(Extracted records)
****************
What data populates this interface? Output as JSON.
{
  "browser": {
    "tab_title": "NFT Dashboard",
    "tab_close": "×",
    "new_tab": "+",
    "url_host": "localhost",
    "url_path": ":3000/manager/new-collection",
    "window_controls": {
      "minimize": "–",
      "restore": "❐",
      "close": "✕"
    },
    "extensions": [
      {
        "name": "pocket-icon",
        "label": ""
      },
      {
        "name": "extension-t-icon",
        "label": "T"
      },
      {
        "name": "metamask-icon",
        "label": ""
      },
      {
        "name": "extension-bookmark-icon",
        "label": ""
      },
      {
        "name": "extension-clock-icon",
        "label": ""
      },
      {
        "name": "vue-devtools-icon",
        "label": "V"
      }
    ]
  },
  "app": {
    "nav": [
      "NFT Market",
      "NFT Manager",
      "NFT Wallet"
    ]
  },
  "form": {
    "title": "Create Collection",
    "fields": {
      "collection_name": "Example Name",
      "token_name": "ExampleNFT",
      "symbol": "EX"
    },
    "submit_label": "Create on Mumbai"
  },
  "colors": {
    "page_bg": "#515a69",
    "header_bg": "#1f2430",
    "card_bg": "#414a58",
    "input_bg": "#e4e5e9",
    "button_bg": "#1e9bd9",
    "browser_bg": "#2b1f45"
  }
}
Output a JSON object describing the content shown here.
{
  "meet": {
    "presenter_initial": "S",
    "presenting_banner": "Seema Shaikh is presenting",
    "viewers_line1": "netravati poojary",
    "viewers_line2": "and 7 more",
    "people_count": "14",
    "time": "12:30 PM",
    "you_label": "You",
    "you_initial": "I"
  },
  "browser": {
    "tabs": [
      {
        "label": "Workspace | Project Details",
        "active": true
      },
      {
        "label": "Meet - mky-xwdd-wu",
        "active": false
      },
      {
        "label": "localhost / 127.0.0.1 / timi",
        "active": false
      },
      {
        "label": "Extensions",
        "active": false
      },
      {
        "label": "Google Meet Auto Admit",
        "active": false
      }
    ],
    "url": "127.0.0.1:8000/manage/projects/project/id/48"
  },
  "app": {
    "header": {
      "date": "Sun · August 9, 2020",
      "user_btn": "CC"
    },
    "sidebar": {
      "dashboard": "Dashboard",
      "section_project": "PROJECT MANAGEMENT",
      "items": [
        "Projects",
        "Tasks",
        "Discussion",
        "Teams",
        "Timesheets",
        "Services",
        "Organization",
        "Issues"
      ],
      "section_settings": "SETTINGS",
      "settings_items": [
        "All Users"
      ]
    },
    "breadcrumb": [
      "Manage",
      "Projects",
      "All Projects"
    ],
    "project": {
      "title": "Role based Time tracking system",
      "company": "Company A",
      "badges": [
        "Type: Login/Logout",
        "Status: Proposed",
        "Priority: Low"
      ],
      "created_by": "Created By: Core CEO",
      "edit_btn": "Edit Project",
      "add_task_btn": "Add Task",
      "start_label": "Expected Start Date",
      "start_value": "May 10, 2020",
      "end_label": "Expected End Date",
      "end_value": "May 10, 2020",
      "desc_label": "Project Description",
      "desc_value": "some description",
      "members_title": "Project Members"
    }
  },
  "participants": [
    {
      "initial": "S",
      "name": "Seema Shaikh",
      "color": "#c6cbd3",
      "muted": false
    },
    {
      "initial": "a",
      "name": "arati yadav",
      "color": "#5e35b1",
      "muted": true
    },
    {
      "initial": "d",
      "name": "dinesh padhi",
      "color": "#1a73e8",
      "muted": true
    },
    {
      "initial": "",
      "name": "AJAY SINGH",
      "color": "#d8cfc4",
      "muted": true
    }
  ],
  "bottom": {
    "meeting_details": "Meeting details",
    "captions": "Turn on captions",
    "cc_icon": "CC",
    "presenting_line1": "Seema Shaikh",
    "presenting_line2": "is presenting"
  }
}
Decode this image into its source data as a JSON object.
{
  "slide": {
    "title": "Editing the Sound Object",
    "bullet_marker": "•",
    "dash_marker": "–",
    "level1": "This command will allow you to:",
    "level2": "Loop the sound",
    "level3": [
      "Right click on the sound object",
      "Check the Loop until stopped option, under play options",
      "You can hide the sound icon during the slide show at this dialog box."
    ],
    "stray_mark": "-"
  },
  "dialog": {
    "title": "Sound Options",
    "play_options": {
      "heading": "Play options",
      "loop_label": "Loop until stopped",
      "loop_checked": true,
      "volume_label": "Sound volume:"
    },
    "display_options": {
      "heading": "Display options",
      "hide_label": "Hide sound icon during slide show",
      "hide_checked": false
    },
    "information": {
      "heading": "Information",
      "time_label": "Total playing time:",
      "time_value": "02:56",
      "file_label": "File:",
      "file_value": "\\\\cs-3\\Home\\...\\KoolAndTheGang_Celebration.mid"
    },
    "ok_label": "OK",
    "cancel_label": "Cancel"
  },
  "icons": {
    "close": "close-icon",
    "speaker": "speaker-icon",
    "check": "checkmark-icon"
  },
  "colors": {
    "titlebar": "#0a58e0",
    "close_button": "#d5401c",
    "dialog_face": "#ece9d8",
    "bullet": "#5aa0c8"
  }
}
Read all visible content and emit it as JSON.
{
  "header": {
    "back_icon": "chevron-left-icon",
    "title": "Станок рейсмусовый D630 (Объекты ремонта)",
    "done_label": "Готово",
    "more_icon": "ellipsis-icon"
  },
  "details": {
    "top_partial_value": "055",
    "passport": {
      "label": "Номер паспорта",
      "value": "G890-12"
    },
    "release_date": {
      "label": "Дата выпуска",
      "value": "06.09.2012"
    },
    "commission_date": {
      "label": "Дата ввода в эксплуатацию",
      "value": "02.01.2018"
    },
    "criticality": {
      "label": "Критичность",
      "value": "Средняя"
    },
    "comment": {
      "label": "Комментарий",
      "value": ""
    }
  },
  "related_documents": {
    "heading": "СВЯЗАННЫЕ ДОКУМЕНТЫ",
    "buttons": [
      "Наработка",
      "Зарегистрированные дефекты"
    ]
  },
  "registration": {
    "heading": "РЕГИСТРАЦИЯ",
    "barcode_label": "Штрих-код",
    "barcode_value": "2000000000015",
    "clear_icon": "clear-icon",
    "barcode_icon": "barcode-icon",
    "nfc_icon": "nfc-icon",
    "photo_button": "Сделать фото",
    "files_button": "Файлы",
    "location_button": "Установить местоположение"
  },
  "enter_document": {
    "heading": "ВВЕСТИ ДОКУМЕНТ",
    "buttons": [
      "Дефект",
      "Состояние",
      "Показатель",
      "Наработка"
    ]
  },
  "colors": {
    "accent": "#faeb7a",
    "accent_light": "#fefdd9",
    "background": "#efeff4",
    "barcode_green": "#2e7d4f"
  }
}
****************
**Stated task**
Transcribe the material exactly as it reads.

**Solved exercise**
What data populates this interface? Output as JSON.
{
  "browser": {
    "tab_title": "NFT Dashboard",
    "tab_close": "×",
    "new_tab": "+",
    "url_host": "localhost",
    "url_path": ":3000/manager/new-collection",
    "window_controls": {
      "minimize": "–",
      "restore": "❐",
      "close": "✕"
    },
    "extensions": [
      {
        "name": "pocket-icon",
        "label": ""
      },
      {
        "name": "extension-t-icon",
        "label": "T"
      },
      {
        "name": "metamask-icon",
        "label": ""
      },
      {
        "name": "extension-bookmark-icon",
        "label": ""
      },
      {
        "name": "extension-clock-icon",
        "label": ""
      },
      {
        "name": "vue-devtools-icon",
        "label": "V"
      }
    ]
  },
  "app": {
    "nav": [
      "NFT Market",
      "NFT Manager",
      "NFT Wallet"
    ]
  },
  "form": {
    "title": "Create Collection",
    "fields": {
      "collection_name": "Example Name",
      "token_name": "ExampleNFT",
      "symbol": "EX"
    },
    "submit_label": "Create on Mumbai"
  },
  "colors": {
    "page_bg": "#515a69",
    "header_bg": "#1f2430",
    "card_bg": "#414a58",
    "input_bg": "#e4e5e9",
    "button_bg": "#1e9bd9",
    "browser_bg": "#2b1f45"
  }
}
Output a JSON object describing the content shown here.
{
  "meet": {
    "presenter_initial": "S",
    "presenting_banner": "Seema Shaikh is presenting",
    "viewers_line1": "netravati poojary",
    "viewers_line2": "and 7 more",
    "people_count": "14",
    "time": "12:30 PM",
    "you_label": "You",
    "you_initial": "I"
  },
  "browser": {
    "tabs": [
      {
        "label": "Workspace | Project Details",
        "active": true
      },
      {
        "label": "Meet - mky-xwdd-wu",
        "active": false
      },
      {
        "label": "localhost / 127.0.0.1 / timi",
        "active": false
      },
      {
        "label": "Extensions",
        "active": false
      },
      {
        "label": "Google Meet Auto Admit",
        "active": false
      }
    ],
    "url": "127.0.0.1:8000/manage/projects/project/id/48"
  },
  "app": {
    "header": {
      "date": "Sun · August 9, 2020",
      "user_btn": "CC"
    },
    "sidebar": {
      "dashboard": "Dashboard",
      "section_project": "PROJECT MANAGEMENT",
      "items": [
        "Projects",
        "Tasks",
        "Discussion",
        "Teams",
        "Timesheets",
        "Services",
        "Organization",
        "Issues"
      ],
      "section_settings": "SETTINGS",
      "settings_items": [
        "All Users"
      ]
    },
    "breadcrumb": [
      "Manage",
      "Projects",
      "All Projects"
    ],
    "project": {
      "title": "Role based Time tracking system",
      "company": "Company A",
      "badges": [
        "Type: Login/Logout",
        "Status: Proposed",
        "Priority: Low"
      ],
      "created_by": "Created By: Core CEO",
      "edit_btn": "Edit Project",
      "add_task_btn": "Add Task",
      "start_label": "Expected Start Date",
      "start_value": "May 10, 2020",
      "end_label": "Expected End Date",
      "end_value": "May 10, 2020",
      "desc_label": "Project Description",
      "desc_value": "some description",
      "members_title": "Project Members"
    }
  },
  "participants": [
    {
      "initial": "S",
      "name": "Seema Shaikh",
      "color": "#c6cbd3",
      "muted": false
    },
    {
      "initial": "a",
      "name": "arati yadav",
      "color": "#5e35b1",
      "muted": true
    },
    {
      "initial": "d",
      "name": "dinesh padhi",
      "color": "#1a73e8",
      "muted": true
    },
    {
      "initial": "",
      "name": "AJAY SINGH",
      "color": "#d8cfc4",
      "muted": true
    }
  ],
  "bottom": {
    "meeting_details": "Meeting details",
    "captions": "Turn on captions",
    "cc_icon": "CC",
    "presenting_line1": "Seema Shaikh",
    "presenting_line2": "is presenting"
  }
}
Decode this image into its source data as a JSON object.
{
  "slide": {
    "title": "Editing the Sound Object",
    "bullet_marker": "•",
    "dash_marker": "–",
    "level1": "This command will allow you to:",
    "level2": "Loop the sound",
    "level3": [
      "Right click on the sound object",
      "Check the Loop until stopped option, under play options",
      "You can hide the sound icon during the slide show at this dialog box."
    ],
    "stray_mark": "-"
  },
  "dialog": {
    "title": "Sound Options",
    "play_options": {
      "heading": "Play options",
      "loop_label": "Loop until stopped",
      "loop_checked": true,
      "volume_label": "Sound volume:"
    },
    "display_options": {
      "heading": "Display options",
      "hide_label": "Hide sound icon during slide show",
      "hide_checked": false
    },
    "information": {
      "heading": "Information",
      "time_label": "Total playing time:",
      "time_value": "02:56",
      "file_label": "File:",
      "file_value": "\\\\cs-3\\Home\\...\\KoolAndTheGang_Celebration.mid"
    },
    "ok_label": "OK",
    "cancel_label": "Cancel"
  },
  "icons": {
    "close": "close-icon",
    "speaker": "speaker-icon",
    "check": "checkmark-icon"
  },
  "colors": {
    "titlebar": "#0a58e0",
    "close_button": "#d5401c",
    "dialog_face": "#ece9d8",
    "bullet": "#5aa0c8"
  }
}
Read all visible content and emit it as JSON.
{
  "header": {
    "back_icon": "chevron-left-icon",
    "title": "Станок рейсмусовый D630 (Объекты ремонта)",
    "done_label": "Готово",
    "more_icon": "ellipsis-icon"
  },
  "details": {
    "top_partial_value": "055",
    "passport": {
      "label": "Номер паспорта",
      "value": "G890-12"
    },
    "release_date": {
      "label": "Дата выпуска",
      "value": "06.09.2012"
    },
    "commission_date": {
      "label": "Дата ввода в эксплуатацию",
      "value": "02.01.2018"
    },
    "criticality": {
      "label": "Критичность",
      "value": "Средняя"
    },
    "comment": {
      "label": "Комментарий",
      "value": ""
    }
  },
  "related_documents": {
    "heading": "СВЯЗАННЫЕ ДОКУМЕНТЫ",
    "buttons": [
      "Наработка",
      "Зарегистрированные дефекты"
    ]
  },
  "registration": {
    "heading": "РЕГИСТРАЦИЯ",
    "barcode_label": "Штрих-код",
    "barcode_value": "2000000000015",
    "clear_icon": "clear-icon",
    "barcode_icon": "barcode-icon",
    "nfc_icon": "nfc-icon",
    "photo_button": "Сделать фото",
    "files_button": "Файлы",
    "location_button": "Установить местоположение"
  },
  "enter_document": {
    "heading": "ВВЕСТИ ДОКУМЕНТ",
    "buttons": [
      "Дефект",
      "Состояние",
      "Показатель",
      "Наработка"
    ]
  },
  "colors": {
    "accent": "#faeb7a",
    "accent_light": "#fefdd9",
    "background": "#efeff4",
    "barcode_green": "#2e7d4f"
  }
}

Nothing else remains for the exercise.